** Excerpt from a dataset **
>> START

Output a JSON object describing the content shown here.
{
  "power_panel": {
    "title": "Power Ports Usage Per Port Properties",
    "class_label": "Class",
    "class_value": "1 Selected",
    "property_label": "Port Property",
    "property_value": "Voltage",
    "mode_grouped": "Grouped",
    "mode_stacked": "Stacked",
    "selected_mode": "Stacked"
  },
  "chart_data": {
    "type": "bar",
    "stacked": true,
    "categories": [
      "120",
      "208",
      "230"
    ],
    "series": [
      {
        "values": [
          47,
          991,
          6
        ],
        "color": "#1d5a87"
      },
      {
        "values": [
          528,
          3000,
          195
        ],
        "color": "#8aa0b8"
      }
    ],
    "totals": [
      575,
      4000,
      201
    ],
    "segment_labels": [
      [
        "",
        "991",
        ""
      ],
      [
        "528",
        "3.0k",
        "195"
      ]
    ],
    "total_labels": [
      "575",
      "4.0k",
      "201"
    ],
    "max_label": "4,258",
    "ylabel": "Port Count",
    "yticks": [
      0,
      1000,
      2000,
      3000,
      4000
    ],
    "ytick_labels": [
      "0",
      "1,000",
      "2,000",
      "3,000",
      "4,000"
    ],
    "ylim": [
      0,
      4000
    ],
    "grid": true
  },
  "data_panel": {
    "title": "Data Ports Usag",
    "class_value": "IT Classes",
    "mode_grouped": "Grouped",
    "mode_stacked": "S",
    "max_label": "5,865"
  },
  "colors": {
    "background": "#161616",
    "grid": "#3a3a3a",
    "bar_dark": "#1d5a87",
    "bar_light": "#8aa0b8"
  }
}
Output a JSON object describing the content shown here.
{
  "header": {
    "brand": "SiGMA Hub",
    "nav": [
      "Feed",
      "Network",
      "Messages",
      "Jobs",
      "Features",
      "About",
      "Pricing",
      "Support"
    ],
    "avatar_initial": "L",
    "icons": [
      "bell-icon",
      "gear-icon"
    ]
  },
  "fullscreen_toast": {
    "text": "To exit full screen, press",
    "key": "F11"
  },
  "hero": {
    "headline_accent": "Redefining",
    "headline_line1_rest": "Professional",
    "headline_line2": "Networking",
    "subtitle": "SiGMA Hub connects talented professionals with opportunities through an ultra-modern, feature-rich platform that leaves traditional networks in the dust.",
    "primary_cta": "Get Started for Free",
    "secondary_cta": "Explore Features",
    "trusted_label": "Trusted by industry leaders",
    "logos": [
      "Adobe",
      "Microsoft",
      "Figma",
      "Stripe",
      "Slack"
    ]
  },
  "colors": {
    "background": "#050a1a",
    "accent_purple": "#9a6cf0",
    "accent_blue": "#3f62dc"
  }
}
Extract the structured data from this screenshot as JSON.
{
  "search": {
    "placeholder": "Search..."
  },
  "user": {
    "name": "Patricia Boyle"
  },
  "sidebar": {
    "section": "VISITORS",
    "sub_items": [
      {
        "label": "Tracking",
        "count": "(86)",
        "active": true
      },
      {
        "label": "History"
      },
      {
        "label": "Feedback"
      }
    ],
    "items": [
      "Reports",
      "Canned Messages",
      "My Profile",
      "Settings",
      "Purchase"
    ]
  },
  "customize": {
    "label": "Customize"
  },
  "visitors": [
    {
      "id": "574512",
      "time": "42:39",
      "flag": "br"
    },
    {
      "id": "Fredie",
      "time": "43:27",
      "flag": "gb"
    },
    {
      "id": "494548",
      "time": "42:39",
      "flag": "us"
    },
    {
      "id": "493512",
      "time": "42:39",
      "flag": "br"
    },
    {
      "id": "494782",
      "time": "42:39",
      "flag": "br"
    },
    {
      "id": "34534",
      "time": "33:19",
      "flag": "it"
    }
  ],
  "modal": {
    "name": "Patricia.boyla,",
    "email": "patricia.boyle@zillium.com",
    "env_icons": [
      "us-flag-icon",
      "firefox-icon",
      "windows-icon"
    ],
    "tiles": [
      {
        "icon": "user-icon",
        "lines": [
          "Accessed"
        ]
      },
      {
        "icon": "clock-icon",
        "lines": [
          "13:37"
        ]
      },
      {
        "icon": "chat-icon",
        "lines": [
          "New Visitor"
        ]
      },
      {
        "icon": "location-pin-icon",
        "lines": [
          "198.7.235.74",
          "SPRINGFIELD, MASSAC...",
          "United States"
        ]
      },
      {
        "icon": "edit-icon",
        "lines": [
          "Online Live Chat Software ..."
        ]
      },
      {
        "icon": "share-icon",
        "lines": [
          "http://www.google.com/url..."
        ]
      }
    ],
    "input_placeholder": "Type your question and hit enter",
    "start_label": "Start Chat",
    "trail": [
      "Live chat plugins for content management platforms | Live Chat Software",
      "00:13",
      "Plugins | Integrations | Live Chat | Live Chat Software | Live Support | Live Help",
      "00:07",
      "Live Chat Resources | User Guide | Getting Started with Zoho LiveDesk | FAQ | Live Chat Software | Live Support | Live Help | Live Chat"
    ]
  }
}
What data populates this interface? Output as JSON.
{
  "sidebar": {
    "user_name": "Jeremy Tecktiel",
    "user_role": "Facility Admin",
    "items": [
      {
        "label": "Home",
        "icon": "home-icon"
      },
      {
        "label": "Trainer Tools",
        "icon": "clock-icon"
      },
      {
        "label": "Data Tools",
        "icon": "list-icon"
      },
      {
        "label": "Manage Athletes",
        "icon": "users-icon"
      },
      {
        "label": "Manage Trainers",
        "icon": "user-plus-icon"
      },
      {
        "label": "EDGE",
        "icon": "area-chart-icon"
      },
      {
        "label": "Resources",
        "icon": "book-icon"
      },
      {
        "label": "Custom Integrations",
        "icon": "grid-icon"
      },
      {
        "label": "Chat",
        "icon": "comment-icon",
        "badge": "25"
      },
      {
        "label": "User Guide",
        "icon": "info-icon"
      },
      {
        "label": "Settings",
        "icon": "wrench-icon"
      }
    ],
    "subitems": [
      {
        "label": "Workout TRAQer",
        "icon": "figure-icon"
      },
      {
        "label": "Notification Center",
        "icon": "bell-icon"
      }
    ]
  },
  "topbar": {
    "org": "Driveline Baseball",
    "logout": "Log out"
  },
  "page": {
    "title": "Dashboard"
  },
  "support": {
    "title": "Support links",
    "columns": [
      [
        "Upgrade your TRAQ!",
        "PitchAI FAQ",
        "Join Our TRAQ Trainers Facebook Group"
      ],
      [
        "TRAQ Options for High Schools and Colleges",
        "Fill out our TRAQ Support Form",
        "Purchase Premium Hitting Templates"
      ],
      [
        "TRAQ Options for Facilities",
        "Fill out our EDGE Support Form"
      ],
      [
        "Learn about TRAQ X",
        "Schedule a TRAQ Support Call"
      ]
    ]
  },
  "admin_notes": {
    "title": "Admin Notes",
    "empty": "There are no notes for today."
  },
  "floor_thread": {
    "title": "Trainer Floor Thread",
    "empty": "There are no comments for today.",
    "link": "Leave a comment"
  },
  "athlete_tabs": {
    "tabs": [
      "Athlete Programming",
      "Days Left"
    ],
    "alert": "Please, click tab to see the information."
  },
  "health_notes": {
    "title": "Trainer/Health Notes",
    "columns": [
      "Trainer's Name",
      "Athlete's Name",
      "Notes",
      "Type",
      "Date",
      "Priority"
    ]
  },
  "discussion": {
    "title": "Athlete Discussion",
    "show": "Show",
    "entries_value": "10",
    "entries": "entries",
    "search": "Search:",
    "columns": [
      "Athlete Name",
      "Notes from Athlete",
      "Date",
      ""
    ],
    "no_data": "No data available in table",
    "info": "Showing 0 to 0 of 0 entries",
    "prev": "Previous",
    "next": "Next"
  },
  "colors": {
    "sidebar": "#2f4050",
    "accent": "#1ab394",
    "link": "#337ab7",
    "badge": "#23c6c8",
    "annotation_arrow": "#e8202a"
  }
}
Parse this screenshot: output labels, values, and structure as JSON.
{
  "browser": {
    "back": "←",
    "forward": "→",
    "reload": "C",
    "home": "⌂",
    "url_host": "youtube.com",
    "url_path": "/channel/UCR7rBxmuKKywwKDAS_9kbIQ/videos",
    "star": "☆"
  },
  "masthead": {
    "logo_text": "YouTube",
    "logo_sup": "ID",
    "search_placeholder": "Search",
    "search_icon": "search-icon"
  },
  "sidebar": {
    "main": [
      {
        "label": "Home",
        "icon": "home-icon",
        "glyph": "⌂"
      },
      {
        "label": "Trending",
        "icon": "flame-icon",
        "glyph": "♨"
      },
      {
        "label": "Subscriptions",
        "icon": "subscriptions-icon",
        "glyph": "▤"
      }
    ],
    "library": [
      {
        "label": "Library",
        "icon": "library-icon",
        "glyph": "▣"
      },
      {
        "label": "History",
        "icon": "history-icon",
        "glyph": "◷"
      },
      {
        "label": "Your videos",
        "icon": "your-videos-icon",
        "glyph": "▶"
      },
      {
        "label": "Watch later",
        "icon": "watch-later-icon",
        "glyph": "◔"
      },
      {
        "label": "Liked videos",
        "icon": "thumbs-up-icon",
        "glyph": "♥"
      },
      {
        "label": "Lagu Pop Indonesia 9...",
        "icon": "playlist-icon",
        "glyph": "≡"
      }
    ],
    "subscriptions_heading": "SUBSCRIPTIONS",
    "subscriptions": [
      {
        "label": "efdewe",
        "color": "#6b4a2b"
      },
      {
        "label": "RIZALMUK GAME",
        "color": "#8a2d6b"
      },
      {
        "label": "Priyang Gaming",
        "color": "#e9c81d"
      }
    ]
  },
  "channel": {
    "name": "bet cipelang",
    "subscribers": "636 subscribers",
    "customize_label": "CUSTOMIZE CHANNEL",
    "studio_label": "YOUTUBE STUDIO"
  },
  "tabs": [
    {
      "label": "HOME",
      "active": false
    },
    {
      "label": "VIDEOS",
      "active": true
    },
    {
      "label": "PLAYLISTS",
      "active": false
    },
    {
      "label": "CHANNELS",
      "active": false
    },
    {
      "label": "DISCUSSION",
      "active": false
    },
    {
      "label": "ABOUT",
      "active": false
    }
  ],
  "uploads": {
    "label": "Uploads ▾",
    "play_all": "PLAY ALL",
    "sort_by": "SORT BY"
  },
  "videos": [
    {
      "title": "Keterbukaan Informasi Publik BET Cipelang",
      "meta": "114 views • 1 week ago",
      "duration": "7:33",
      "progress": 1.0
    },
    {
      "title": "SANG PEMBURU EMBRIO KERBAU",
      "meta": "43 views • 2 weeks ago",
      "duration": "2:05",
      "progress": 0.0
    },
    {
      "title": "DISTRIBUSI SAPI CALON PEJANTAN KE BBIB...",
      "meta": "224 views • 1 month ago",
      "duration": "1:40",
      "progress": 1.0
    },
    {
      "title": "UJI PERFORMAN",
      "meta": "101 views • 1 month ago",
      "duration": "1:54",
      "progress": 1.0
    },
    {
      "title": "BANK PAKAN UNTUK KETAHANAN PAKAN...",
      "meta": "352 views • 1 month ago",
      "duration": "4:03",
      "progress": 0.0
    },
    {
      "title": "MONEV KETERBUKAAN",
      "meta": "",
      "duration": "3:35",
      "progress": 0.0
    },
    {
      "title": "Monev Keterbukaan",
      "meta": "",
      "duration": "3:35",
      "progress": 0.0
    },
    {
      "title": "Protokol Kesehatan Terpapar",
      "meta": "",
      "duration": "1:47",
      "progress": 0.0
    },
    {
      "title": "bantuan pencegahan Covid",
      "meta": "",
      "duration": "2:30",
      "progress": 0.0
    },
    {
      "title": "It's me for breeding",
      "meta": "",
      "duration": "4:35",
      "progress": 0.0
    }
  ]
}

>> END

** EXERCISE DESCRIPTION **
Extract each line holding the string "grid".

** TASK RESPONSE **
    "grid": true
    "grid": "#3a3a3a",
        "icon": "grid-icon"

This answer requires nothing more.